• [RECORDS SHOWN]:
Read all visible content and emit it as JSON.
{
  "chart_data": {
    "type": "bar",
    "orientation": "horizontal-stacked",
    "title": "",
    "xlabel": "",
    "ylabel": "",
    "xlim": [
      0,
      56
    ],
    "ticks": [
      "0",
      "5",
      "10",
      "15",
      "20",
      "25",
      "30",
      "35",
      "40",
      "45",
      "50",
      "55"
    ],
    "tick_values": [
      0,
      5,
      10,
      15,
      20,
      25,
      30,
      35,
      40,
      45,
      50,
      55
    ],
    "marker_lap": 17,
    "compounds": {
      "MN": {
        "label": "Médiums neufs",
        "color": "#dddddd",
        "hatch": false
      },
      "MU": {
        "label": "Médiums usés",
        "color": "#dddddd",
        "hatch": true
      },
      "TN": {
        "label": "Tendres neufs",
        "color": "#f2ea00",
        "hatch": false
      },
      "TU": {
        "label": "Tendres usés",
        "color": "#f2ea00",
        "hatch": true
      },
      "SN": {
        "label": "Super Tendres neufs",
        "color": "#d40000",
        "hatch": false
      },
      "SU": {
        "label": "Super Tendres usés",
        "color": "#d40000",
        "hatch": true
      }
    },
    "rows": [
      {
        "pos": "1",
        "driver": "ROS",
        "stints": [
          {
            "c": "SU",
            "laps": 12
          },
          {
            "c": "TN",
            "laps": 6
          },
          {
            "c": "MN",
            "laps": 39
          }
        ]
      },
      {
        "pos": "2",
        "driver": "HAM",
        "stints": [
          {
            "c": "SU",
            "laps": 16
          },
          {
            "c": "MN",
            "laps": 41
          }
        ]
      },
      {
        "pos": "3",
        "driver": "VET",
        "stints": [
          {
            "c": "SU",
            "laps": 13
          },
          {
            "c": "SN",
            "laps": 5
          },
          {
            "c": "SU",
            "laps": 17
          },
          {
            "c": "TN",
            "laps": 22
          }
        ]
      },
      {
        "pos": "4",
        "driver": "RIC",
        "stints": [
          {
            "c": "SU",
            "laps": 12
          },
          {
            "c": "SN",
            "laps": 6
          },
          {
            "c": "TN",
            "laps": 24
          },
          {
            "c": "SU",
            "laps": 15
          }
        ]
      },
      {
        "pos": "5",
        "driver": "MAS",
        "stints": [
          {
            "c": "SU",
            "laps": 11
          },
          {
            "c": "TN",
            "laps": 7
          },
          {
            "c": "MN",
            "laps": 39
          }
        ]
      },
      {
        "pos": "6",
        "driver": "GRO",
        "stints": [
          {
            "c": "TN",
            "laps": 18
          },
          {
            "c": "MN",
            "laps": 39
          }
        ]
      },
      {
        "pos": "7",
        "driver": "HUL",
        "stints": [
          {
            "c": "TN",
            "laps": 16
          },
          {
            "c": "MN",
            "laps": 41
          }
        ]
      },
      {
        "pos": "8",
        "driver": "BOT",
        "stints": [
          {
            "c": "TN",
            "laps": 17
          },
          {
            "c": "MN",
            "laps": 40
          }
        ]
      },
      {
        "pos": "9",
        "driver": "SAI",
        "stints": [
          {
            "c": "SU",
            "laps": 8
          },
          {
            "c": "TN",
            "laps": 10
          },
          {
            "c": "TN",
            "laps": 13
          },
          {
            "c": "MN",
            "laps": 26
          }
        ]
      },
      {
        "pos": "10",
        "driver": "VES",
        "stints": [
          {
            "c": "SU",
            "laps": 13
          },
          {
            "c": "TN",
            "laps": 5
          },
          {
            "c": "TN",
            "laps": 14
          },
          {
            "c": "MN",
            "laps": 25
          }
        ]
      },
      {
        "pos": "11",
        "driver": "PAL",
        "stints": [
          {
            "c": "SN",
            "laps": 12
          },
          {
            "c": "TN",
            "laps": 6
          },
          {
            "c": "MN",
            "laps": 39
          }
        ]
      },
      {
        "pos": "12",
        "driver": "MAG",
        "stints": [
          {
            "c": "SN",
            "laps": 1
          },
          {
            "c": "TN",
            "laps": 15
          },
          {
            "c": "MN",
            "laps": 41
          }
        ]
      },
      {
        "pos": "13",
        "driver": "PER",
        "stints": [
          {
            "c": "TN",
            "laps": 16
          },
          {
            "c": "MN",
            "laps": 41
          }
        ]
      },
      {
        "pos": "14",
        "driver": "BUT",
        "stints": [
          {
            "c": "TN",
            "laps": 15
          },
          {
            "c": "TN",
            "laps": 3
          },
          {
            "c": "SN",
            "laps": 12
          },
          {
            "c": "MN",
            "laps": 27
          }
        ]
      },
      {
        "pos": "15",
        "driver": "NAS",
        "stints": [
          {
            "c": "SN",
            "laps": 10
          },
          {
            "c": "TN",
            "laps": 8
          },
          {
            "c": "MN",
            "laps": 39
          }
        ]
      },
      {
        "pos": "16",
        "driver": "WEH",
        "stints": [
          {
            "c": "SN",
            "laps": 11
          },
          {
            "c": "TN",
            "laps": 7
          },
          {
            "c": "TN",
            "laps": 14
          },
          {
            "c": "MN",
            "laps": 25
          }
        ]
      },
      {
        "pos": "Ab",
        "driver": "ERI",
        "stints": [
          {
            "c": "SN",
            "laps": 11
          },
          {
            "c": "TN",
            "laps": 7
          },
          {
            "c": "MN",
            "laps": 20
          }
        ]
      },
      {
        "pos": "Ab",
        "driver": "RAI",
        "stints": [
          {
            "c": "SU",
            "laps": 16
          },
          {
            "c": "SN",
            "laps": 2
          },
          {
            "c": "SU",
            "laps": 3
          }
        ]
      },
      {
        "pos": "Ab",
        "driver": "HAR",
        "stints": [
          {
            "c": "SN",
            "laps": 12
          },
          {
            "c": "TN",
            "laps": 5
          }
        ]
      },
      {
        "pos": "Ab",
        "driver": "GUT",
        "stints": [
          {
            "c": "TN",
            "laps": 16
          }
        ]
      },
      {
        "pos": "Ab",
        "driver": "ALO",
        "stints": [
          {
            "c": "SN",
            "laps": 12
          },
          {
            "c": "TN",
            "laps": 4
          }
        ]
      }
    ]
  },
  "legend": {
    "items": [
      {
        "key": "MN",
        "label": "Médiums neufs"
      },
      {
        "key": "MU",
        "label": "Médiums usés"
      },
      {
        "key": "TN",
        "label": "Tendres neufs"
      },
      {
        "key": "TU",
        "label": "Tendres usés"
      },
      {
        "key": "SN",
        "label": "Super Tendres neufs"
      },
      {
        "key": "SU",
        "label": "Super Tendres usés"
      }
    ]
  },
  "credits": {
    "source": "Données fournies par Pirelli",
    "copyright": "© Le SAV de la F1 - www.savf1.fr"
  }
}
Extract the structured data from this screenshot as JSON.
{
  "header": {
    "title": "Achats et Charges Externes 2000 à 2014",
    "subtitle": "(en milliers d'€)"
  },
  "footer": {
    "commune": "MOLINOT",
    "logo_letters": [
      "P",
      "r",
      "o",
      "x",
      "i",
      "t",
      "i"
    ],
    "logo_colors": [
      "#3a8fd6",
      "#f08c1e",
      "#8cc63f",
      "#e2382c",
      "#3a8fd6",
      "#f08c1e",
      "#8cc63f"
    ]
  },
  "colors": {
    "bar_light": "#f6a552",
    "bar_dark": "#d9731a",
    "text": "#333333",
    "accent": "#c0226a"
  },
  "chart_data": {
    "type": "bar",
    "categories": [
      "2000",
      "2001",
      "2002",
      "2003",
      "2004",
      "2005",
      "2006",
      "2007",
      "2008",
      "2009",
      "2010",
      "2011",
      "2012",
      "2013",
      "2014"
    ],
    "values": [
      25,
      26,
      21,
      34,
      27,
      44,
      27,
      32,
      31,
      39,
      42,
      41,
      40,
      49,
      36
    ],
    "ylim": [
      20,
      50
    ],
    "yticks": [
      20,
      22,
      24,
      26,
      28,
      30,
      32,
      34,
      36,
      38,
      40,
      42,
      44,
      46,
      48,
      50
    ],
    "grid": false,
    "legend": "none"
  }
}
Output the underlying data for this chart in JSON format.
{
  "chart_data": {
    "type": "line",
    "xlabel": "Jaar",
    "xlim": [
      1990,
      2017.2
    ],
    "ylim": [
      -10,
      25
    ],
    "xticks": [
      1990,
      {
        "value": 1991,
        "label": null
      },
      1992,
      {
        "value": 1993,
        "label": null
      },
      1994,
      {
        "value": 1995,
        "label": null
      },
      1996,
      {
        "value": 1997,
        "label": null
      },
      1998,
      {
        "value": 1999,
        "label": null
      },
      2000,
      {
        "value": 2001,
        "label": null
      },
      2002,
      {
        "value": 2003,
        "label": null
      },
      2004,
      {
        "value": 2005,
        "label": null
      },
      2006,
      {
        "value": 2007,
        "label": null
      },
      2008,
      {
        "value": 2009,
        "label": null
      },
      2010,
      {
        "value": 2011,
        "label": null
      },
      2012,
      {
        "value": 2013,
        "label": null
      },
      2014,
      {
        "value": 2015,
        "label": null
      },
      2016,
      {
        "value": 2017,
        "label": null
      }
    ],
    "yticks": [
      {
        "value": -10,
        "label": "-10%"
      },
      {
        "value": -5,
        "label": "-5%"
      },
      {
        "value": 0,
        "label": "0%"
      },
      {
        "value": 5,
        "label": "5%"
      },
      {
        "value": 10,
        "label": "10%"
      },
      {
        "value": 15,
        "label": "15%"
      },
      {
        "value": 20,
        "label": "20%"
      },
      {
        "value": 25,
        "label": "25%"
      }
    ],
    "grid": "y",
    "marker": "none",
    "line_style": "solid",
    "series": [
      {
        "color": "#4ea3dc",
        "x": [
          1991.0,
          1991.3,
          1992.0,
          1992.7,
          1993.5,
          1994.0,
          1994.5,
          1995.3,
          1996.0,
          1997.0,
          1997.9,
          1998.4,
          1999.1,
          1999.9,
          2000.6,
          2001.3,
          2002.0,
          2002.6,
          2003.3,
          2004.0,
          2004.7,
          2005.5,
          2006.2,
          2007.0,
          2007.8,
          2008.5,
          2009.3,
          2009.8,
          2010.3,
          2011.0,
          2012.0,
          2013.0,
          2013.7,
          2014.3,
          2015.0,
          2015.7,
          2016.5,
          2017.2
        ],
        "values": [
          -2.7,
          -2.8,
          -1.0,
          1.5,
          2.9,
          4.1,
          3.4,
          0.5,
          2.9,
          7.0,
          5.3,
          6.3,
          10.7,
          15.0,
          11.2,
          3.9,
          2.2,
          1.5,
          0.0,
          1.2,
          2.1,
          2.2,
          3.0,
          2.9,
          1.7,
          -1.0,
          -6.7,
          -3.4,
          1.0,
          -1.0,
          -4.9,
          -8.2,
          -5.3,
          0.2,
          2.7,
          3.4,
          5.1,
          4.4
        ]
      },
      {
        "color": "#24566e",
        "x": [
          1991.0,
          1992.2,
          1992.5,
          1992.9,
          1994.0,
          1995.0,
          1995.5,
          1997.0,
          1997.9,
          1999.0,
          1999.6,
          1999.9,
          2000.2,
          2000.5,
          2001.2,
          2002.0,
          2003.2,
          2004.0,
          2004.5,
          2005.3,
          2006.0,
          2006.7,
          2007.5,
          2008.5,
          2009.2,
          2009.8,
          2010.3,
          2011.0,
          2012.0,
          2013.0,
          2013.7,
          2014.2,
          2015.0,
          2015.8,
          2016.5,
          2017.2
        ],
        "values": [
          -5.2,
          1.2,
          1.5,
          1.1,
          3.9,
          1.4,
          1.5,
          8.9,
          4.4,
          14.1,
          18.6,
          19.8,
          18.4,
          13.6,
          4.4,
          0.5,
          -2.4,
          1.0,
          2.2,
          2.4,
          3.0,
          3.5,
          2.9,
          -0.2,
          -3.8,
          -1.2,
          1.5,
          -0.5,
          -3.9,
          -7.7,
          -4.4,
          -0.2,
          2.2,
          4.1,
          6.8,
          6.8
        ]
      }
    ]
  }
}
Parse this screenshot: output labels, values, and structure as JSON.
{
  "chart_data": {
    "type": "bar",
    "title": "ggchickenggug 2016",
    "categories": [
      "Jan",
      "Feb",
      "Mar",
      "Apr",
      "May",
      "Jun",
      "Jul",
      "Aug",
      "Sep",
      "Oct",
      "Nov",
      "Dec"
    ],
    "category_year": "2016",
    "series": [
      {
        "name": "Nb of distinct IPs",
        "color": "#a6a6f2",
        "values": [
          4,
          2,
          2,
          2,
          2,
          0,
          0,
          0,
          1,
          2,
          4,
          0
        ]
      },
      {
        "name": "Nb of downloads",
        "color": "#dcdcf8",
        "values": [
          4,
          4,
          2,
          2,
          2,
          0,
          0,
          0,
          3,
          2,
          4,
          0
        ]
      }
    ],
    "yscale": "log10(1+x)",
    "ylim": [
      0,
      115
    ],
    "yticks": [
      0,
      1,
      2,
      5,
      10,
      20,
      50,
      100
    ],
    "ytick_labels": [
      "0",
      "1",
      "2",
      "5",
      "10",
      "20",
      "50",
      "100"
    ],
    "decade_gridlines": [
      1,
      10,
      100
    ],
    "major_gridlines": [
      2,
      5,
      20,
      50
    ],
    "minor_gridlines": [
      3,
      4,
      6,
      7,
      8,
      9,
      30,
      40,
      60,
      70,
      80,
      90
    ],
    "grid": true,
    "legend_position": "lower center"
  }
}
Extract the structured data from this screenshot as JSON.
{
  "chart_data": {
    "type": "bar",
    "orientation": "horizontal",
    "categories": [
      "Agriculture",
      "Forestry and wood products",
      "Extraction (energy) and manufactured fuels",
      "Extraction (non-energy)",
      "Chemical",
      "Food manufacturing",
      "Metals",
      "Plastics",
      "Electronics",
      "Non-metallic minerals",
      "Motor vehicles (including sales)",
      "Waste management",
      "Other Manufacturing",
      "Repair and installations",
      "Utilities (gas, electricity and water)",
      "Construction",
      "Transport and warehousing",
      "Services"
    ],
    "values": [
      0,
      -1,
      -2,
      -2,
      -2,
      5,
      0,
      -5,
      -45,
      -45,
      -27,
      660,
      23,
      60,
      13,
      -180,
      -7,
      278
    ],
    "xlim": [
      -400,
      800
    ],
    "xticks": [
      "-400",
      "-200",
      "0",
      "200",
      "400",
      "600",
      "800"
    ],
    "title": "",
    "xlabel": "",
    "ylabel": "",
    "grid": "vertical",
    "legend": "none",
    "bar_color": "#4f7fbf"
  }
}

• [DIRECTION]: Copy each line above that contains the word "name".

• [RIGHT ANSWER]:
        "name": "Nb of distinct IPs",
        "name": "Nb of downloads",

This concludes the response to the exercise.